======== Data supplied

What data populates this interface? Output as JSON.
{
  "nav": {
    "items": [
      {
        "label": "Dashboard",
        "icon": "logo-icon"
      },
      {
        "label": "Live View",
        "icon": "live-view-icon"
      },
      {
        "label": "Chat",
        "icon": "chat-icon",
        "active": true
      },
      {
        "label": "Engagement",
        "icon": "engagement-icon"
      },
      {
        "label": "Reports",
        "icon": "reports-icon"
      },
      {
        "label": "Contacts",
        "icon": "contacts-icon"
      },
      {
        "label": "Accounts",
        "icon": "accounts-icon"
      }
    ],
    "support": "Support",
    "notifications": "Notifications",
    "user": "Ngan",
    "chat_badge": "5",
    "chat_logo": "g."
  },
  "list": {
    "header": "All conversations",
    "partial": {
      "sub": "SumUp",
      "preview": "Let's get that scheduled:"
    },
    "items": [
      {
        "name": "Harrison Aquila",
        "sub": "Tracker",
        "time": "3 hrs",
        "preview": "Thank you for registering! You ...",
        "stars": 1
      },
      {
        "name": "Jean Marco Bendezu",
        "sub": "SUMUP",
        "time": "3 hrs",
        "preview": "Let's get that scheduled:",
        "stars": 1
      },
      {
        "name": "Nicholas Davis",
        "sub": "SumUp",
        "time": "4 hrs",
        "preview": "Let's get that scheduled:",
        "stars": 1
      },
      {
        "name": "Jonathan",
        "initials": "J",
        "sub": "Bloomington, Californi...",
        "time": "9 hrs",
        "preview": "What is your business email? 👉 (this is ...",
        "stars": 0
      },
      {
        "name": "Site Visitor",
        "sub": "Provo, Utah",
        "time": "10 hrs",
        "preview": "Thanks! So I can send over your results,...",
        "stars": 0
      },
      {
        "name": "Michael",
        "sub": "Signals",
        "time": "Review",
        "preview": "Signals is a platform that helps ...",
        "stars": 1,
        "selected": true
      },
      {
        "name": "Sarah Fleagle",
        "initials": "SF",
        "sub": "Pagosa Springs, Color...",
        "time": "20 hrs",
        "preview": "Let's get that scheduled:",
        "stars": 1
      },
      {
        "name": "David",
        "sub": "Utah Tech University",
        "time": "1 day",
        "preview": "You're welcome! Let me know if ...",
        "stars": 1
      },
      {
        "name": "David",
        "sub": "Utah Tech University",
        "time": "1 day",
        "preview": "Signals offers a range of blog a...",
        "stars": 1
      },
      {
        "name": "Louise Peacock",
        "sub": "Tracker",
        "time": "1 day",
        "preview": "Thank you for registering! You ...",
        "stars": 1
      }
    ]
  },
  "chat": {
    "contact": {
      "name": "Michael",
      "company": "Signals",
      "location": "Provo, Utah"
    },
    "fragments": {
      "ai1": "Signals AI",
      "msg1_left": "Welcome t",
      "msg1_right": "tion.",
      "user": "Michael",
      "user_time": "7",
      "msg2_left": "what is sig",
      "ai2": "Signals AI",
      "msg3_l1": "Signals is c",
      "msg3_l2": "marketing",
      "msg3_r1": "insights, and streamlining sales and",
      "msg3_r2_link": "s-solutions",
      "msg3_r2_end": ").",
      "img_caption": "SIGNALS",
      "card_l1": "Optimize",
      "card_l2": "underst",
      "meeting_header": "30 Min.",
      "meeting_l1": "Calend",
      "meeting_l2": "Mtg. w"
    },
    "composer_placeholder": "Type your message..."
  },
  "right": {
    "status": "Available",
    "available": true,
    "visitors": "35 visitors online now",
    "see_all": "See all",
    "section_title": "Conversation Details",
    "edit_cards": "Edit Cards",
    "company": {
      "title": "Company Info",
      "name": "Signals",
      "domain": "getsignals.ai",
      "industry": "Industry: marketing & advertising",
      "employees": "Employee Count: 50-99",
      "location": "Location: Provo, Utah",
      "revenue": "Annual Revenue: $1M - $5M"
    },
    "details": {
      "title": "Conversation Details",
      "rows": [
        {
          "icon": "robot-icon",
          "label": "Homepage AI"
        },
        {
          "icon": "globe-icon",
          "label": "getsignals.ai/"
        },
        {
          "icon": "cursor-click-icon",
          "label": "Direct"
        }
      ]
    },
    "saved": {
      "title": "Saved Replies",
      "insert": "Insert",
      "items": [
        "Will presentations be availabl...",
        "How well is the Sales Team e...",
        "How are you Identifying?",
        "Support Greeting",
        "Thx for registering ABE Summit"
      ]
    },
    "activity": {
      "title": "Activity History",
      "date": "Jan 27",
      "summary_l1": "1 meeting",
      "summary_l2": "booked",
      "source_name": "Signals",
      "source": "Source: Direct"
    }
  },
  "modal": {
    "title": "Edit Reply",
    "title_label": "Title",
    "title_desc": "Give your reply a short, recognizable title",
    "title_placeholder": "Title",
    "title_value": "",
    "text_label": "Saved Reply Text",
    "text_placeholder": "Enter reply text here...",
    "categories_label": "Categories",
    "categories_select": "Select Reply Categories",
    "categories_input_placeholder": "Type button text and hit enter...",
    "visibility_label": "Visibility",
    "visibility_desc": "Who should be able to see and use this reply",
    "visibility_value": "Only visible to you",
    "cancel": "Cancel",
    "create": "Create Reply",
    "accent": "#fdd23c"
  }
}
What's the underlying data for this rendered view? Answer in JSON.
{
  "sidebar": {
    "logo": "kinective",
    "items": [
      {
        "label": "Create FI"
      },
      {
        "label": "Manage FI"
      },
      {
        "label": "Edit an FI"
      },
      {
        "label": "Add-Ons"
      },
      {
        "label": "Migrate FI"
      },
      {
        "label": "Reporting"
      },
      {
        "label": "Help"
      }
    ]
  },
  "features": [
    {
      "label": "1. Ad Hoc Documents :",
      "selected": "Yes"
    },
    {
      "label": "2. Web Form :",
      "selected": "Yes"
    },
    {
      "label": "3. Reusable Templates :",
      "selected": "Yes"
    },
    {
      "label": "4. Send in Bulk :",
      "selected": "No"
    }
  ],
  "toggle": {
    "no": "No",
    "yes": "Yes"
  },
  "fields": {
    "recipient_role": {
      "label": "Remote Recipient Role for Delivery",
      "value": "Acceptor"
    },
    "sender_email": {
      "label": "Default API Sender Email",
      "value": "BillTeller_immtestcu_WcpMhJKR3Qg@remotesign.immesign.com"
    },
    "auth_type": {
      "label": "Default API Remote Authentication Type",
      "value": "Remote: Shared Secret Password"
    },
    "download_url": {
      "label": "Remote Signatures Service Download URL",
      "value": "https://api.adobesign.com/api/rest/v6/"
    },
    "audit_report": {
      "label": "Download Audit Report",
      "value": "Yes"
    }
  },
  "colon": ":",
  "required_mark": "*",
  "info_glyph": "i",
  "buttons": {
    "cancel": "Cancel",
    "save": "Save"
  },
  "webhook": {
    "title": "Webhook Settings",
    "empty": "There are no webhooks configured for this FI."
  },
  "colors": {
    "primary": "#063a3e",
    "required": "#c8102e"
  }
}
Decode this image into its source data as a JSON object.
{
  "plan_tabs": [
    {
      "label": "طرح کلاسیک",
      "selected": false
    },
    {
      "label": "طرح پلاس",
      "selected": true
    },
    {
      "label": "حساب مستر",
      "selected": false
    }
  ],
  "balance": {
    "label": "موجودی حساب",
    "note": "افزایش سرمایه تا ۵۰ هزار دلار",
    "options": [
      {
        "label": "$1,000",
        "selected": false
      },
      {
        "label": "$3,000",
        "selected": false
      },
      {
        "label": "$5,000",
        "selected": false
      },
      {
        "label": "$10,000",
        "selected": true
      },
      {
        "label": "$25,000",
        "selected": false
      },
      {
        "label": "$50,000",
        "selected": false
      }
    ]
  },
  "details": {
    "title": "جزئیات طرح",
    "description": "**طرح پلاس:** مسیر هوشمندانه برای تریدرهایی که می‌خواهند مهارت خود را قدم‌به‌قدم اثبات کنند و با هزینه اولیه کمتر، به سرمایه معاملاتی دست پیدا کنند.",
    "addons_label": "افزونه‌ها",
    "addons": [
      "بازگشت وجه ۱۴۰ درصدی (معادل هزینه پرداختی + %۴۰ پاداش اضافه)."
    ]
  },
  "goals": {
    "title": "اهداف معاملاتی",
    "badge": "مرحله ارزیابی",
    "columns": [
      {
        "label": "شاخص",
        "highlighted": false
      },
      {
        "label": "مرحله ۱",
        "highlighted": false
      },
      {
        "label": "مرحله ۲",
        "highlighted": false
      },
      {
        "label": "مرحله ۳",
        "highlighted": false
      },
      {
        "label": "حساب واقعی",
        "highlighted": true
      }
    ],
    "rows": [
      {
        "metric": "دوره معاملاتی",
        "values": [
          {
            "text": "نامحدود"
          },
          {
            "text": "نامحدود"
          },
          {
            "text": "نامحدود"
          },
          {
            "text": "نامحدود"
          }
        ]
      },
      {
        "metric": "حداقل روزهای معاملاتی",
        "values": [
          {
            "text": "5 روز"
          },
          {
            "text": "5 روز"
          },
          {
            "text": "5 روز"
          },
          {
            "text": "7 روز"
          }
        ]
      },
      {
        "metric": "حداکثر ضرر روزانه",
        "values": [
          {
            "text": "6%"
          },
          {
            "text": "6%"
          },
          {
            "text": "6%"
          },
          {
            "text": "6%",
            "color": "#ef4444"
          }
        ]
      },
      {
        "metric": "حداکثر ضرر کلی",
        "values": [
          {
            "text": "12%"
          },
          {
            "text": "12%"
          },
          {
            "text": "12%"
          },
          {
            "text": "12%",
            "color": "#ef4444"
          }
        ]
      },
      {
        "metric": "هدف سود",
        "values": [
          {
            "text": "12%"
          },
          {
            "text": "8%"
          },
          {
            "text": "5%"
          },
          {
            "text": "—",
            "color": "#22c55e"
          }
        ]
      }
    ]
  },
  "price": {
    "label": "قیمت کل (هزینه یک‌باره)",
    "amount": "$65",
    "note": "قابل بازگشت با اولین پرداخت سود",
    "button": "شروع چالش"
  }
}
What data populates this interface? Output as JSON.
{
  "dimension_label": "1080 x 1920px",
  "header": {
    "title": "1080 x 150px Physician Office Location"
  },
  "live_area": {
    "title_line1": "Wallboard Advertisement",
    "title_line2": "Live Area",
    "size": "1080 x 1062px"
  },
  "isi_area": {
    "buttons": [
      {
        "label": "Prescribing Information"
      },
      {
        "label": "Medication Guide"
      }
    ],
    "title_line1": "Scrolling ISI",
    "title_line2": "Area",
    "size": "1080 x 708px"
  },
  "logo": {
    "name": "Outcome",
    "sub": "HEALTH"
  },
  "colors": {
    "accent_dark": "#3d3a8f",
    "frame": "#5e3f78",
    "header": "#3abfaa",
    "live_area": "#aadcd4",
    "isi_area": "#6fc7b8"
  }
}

================

- _Work to be completed_
Each line in the listing above that contains "getsignals" should be copied.

- _Output for this task_
      "domain": "getsignals.ai",
          "label": "getsignals.ai/"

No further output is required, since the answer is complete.